# SHORT PROBLEM
Your task is to repeat the lines below exactly, excluding any pictures they contain.

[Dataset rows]
╭──
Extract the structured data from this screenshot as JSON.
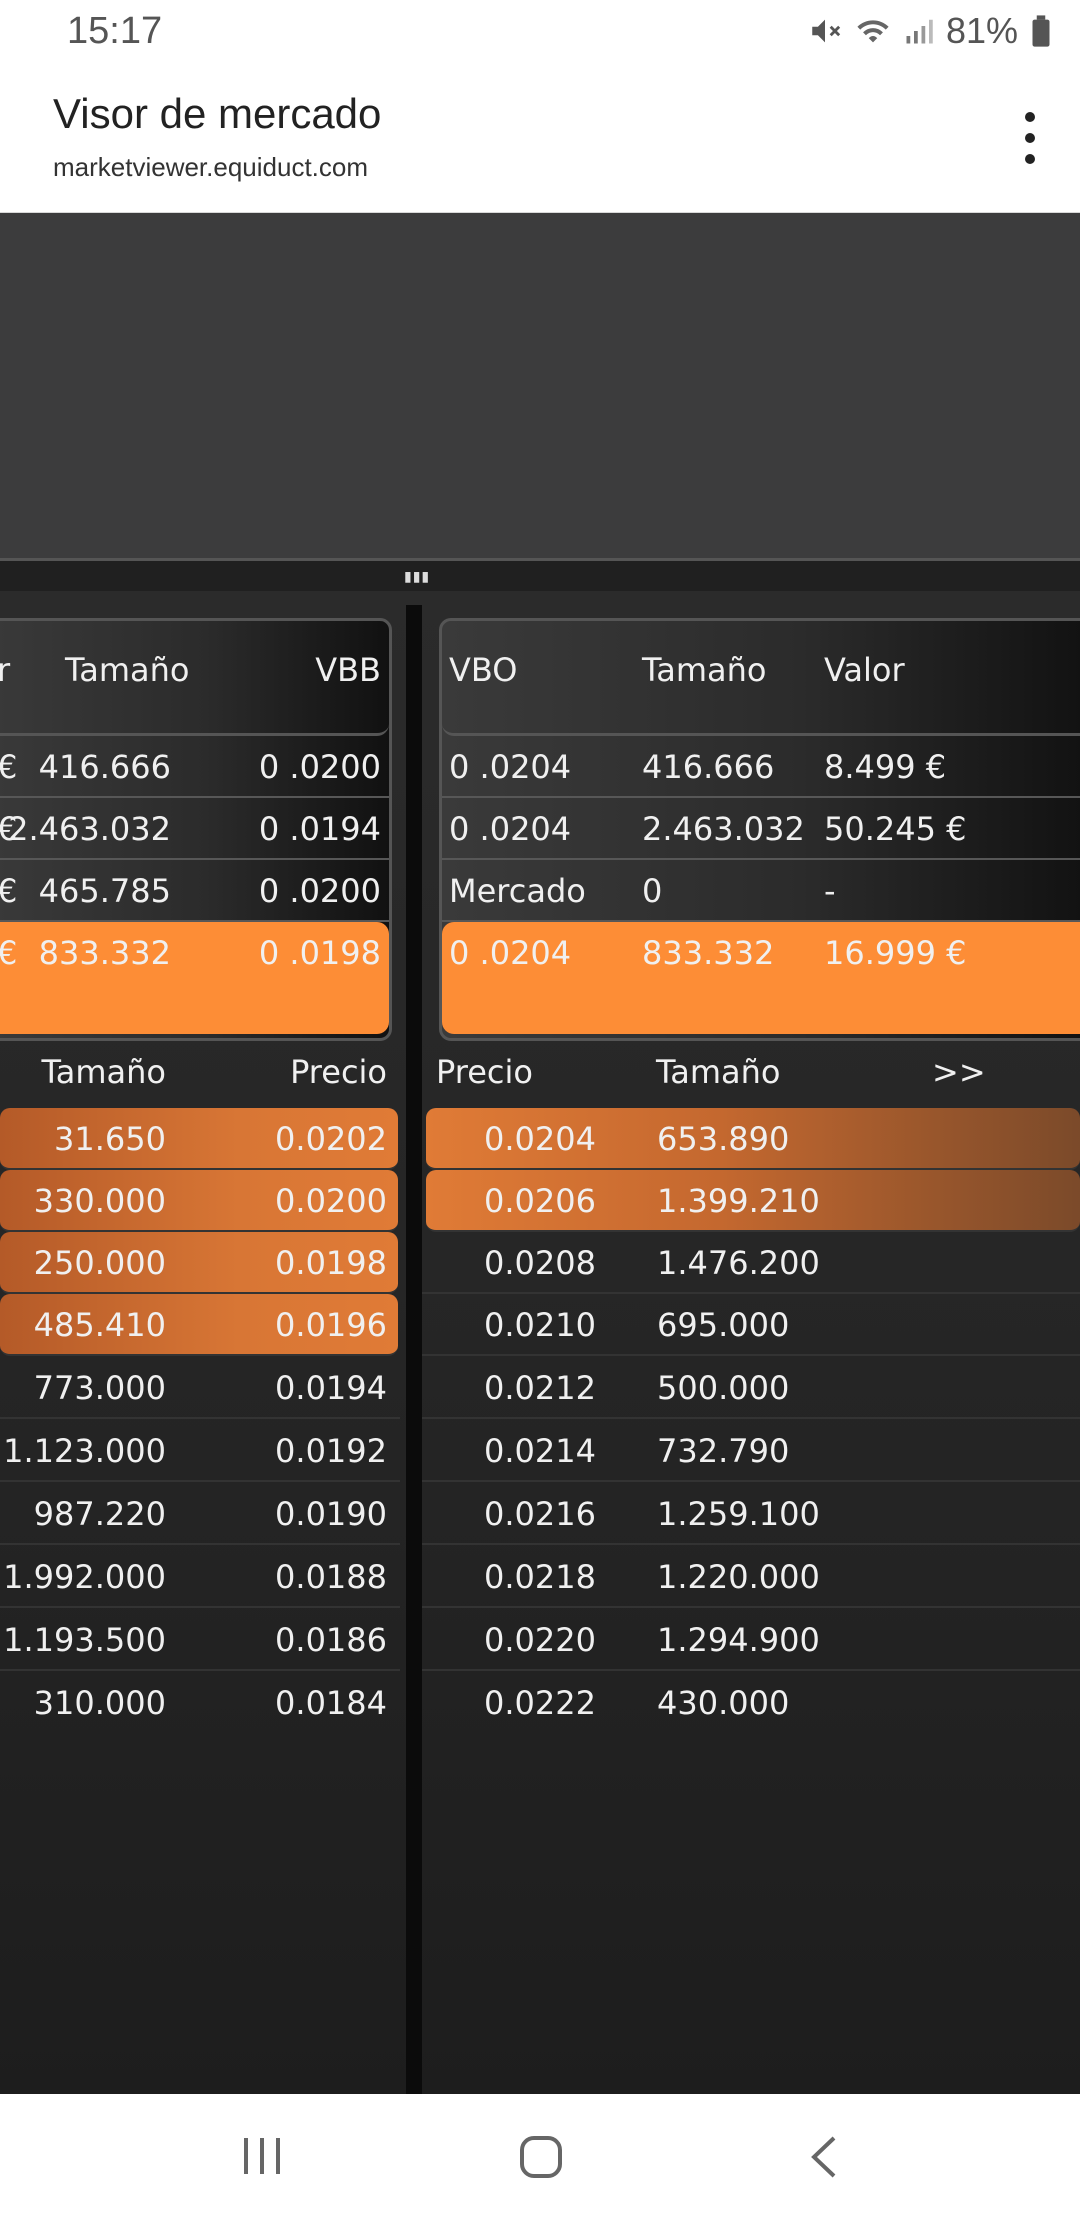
{
  "status": {
    "time": "15:17",
    "battery": "81%"
  },
  "browser": {
    "title": "Visor de mercado",
    "url": "marketviewer.equiduct.com"
  },
  "left_panel": {
    "headers": [
      "r",
      "Tamaño",
      "VBB"
    ],
    "rows": [
      {
        "c0": "€",
        "size": "416.666",
        "vbb": "0 .0200"
      },
      {
        "c0": "€",
        "size": "2.463.032",
        "vbb": "0 .0194"
      },
      {
        "c0": "€",
        "size": "465.785",
        "vbb": "0 .0200"
      },
      {
        "c0": "€",
        "size": "833.332",
        "vbb": "0 .0198"
      }
    ]
  },
  "right_panel": {
    "headers": [
      "VBO",
      "Tamaño",
      "Valor"
    ],
    "rows": [
      {
        "vbo": "0 .0204",
        "size": "416.666",
        "value": "8.499 €"
      },
      {
        "vbo": "0 .0204",
        "size": "2.463.032",
        "value": "50.245 €"
      },
      {
        "vbo": "Mercado",
        "size": "0",
        "value": "-"
      },
      {
        "vbo": "0 .0204",
        "size": "833.332",
        "value": "16.999 €"
      }
    ]
  },
  "bid_book": {
    "headers": [
      "Tamaño",
      "Precio"
    ],
    "rows": [
      {
        "size": "31.650",
        "price": "0.0202"
      },
      {
        "size": "330.000",
        "price": "0.0200"
      },
      {
        "size": "250.000",
        "price": "0.0198"
      },
      {
        "size": "485.410",
        "price": "0.0196"
      },
      {
        "size": "773.000",
        "price": "0.0194"
      },
      {
        "size": "1.123.000",
        "price": "0.0192"
      },
      {
        "size": "987.220",
        "price": "0.0190"
      },
      {
        "size": "1.992.000",
        "price": "0.0188"
      },
      {
        "size": "1.193.500",
        "price": "0.0186"
      },
      {
        "size": "310.000",
        "price": "0.0184"
      }
    ]
  },
  "ask_book": {
    "headers": [
      "Precio",
      "Tamaño",
      ">>"
    ],
    "rows": [
      {
        "price": "0.0204",
        "size": "653.890"
      },
      {
        "price": "0.0206",
        "size": "1.399.210"
      },
      {
        "price": "0.0208",
        "size": "1.476.200"
      },
      {
        "price": "0.0210",
        "size": "695.000"
      },
      {
        "price": "0.0212",
        "size": "500.000"
      },
      {
        "price": "0.0214",
        "size": "732.790"
      },
      {
        "price": "0.0216",
        "size": "1.259.100"
      },
      {
        "price": "0.0218",
        "size": "1.220.000"
      },
      {
        "price": "0.0220",
        "size": "1.294.900"
      },
      {
        "price": "0.0222",
        "size": "430.000"
      }
    ]
  },
  "colors": {
    "accent": "#fd8d36",
    "bid_highlight": "#d87635",
    "dark_bg": "#2b2b2b"
  },
  "icons": [
    "mute-icon",
    "wifi-icon",
    "signal-icon",
    "battery-icon",
    "more-vert-icon",
    "recents-icon",
    "home-icon",
    "back-icon"
  ]
}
╰──
# TASK ANSWER
Extract the structured data from this screenshot as JSON.
{
  "status": {
    "time": "15:17",
    "battery": "81%"
  },
  "browser": {
    "title": "Visor de mercado",
    "url": "marketviewer.equiduct.com"
  },
  "left_panel": {
    "headers": [
      "r",
      "Tamaño",
      "VBB"
    ],
    "rows": [
      {
        "c0": "€",
        "size": "416.666",
        "vbb": "0 .0200"
      },
      {
        "c0": "€",
        "size": "2.463.032",
        "vbb": "0 .0194"
      },
      {
        "c0": "€",
        "size": "465.785",
        "vbb": "0 .0200"
      },
      {
        "c0": "€",
        "size": "833.332",
        "vbb": "0 .0198"
      }
    ]
  },
  "right_panel": {
    "headers": [
      "VBO",
      "Tamaño",
      "Valor"
    ],
    "rows": [
      {
        "vbo": "0 .0204",
        "size": "416.666",
        "value": "8.499 €"
      },
      {
        "vbo": "0 .0204",
        "size": "2.463.032",
        "value": "50.245 €"
      },
      {
        "vbo": "Mercado",
        "size": "0",
        "value": "-"
      },
      {
        "vbo": "0 .0204",
        "size": "833.332",
        "value": "16.999 €"
      }
    ]
  },
  "bid_book": {
    "headers": [
      "Tamaño",
      "Precio"
    ],
    "rows": [
      {
        "size": "31.650",
        "price": "0.0202"
      },
      {
        "size": "330.000",
        "price": "0.0200"
      },
      {
        "size": "250.000",
        "price": "0.0198"
      },
      {
        "size": "485.410",
        "price": "0.0196"
      },
      {
        "size": "773.000",
        "price": "0.0194"
      },
      {
        "size": "1.123.000",
        "price": "0.0192"
      },
      {
        "size": "987.220",
        "price": "0.0190"
      },
      {
        "size": "1.992.000",
        "price": "0.0188"
      },
      {
        "size": "1.193.500",
        "price": "0.0186"
      },
      {
        "size": "310.000",
        "price": "0.0184"
      }
    ]
  },
  "ask_book": {
    "headers": [
      "Precio",
      "Tamaño",
      ">>"
    ],
    "rows": [
      {
        "price": "0.0204",
        "size": "653.890"
      },
      {
        "price": "0.0206",
        "size": "1.399.210"
      },
      {
        "price": "0.0208",
        "size": "1.476.200"
      },
      {
        "price": "0.0210",
        "size": "695.000"
      },
      {
        "price": "0.0212",
        "size": "500.000"
      },
      {
        "price": "0.0214",
        "size": "732.790"
      },
      {
        "price": "0.0216",
        "size": "1.259.100"
      },
      {
        "price": "0.0218",
        "size": "1.220.000"
      },
      {
        "price": "0.0220",
        "size": "1.294.900"
      },
      {
        "price": "0.0222",
        "size": "430.000"
      }
    ]
  },
  "colors": {
    "accent": "#fd8d36",
    "bid_highlight": "#d87635",
    "dark_bg": "#2b2b2b"
  },
  "icons": [
    "mute-icon",
    "wifi-icon",
    "signal-icon",
    "battery-icon",
    "more-vert-icon",
    "recents-icon",
    "home-icon",
    "back-icon"
  ]
}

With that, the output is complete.